::: Supplied records

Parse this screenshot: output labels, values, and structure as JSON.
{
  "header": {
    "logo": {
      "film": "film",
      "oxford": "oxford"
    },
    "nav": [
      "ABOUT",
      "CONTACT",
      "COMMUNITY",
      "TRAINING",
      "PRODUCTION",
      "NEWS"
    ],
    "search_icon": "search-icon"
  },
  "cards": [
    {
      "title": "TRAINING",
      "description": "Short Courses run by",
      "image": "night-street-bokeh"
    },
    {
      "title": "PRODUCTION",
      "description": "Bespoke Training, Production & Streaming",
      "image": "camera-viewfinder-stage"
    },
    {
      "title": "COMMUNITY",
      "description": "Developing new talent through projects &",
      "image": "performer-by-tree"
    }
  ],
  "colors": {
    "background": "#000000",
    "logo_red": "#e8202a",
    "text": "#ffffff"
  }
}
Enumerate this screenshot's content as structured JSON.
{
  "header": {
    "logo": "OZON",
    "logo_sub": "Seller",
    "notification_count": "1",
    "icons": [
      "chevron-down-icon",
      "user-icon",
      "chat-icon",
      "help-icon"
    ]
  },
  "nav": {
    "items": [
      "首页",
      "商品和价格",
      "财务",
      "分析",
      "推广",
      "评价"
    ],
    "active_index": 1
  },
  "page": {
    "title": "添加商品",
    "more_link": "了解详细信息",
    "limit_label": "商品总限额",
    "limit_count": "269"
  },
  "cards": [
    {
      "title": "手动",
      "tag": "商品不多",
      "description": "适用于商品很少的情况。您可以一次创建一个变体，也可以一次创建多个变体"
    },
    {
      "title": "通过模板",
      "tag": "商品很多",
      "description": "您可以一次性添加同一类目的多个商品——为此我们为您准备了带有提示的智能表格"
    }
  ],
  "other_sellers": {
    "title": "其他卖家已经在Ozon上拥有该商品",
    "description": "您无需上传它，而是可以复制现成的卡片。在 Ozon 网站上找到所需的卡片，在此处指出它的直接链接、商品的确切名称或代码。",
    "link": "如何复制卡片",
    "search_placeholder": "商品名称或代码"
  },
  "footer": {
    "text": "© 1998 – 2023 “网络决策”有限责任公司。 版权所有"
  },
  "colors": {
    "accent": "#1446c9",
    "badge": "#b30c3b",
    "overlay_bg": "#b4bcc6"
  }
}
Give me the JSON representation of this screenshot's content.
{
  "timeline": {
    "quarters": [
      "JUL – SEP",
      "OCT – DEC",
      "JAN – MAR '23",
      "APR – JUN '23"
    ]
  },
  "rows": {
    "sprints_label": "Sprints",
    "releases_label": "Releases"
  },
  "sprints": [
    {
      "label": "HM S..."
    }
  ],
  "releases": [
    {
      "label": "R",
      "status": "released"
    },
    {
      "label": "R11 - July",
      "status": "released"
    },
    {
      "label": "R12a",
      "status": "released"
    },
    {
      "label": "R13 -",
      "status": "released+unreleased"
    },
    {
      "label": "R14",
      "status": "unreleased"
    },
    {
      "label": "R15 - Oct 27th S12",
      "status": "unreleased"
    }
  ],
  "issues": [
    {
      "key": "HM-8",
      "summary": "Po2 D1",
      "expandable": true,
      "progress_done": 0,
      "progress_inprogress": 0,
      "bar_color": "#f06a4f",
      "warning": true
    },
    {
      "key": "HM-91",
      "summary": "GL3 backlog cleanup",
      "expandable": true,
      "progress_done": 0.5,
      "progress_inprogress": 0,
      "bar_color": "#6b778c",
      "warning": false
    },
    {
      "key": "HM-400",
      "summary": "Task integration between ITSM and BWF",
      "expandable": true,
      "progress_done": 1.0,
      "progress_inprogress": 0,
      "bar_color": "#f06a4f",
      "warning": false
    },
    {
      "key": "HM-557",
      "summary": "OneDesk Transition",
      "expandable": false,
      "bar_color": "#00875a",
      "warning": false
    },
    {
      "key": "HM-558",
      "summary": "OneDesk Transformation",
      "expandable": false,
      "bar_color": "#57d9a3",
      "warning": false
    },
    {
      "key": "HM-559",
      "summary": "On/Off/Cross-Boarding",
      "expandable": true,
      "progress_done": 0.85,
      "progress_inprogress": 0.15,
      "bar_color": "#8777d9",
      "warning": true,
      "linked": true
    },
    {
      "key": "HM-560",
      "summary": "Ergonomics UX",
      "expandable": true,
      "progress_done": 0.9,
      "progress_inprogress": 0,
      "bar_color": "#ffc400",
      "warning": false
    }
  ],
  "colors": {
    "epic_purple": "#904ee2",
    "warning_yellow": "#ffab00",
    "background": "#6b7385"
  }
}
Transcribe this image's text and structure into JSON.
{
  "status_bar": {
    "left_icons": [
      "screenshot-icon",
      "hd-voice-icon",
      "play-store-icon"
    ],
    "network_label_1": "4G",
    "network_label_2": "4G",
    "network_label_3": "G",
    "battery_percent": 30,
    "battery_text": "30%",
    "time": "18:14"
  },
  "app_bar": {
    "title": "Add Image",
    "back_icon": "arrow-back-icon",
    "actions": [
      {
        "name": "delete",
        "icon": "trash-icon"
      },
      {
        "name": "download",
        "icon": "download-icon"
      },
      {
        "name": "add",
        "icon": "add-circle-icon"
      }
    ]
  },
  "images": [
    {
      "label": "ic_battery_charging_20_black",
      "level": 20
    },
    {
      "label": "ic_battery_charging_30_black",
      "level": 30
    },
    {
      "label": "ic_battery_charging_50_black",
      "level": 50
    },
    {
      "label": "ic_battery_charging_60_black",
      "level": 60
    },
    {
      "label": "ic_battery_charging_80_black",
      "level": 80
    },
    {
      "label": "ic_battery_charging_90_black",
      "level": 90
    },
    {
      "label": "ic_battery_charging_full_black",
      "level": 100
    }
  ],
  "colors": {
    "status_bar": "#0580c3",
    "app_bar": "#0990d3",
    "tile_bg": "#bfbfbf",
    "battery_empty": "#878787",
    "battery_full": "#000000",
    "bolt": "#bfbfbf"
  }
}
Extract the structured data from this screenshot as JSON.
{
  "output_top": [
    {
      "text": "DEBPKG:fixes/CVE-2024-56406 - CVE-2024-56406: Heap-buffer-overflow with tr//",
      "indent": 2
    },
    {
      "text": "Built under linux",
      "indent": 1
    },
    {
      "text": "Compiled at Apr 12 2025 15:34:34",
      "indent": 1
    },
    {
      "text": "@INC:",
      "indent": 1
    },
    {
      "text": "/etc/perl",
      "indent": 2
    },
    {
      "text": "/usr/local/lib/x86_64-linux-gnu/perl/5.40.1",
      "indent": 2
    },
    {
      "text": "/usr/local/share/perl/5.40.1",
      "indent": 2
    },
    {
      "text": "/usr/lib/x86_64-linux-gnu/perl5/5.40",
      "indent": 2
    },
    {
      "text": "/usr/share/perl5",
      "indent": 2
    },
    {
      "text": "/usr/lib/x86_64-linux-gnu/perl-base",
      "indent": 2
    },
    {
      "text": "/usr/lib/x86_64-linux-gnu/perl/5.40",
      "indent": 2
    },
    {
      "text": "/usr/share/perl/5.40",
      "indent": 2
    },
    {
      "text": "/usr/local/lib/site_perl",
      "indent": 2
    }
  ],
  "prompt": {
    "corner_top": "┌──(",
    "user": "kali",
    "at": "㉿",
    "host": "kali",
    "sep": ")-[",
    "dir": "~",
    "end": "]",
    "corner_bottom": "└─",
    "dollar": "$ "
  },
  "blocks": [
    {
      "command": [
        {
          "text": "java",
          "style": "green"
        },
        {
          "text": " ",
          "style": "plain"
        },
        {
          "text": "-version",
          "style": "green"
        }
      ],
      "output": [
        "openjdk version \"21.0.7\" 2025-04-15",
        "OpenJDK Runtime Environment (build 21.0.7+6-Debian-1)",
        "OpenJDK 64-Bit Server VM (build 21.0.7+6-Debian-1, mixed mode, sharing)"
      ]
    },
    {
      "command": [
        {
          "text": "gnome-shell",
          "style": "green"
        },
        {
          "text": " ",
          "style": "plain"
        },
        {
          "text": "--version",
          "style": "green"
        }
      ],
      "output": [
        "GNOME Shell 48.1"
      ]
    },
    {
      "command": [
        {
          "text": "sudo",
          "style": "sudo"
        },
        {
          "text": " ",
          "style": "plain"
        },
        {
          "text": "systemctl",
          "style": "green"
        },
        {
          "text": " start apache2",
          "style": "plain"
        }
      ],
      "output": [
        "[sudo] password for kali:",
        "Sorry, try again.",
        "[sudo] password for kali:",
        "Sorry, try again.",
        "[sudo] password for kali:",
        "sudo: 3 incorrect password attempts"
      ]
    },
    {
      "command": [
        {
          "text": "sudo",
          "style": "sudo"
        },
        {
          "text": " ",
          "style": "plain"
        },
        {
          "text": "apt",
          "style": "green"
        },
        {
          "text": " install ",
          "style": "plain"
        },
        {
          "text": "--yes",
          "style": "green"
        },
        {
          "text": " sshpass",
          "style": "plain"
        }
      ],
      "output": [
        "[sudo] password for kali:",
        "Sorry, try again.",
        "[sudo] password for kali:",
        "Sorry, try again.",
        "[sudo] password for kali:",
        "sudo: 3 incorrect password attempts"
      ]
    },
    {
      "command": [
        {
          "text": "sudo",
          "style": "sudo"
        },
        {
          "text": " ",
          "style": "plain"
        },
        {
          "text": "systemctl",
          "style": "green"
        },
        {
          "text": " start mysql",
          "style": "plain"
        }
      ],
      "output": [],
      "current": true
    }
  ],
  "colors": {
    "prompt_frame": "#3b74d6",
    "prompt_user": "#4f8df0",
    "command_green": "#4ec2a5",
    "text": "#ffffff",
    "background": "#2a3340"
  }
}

::::::

* **Set task**:
Select, from the listing, all lines that include the word "OneDesk".

* **Answer**:
      "summary": "OneDesk Transition",
      "summary": "OneDesk Transformation",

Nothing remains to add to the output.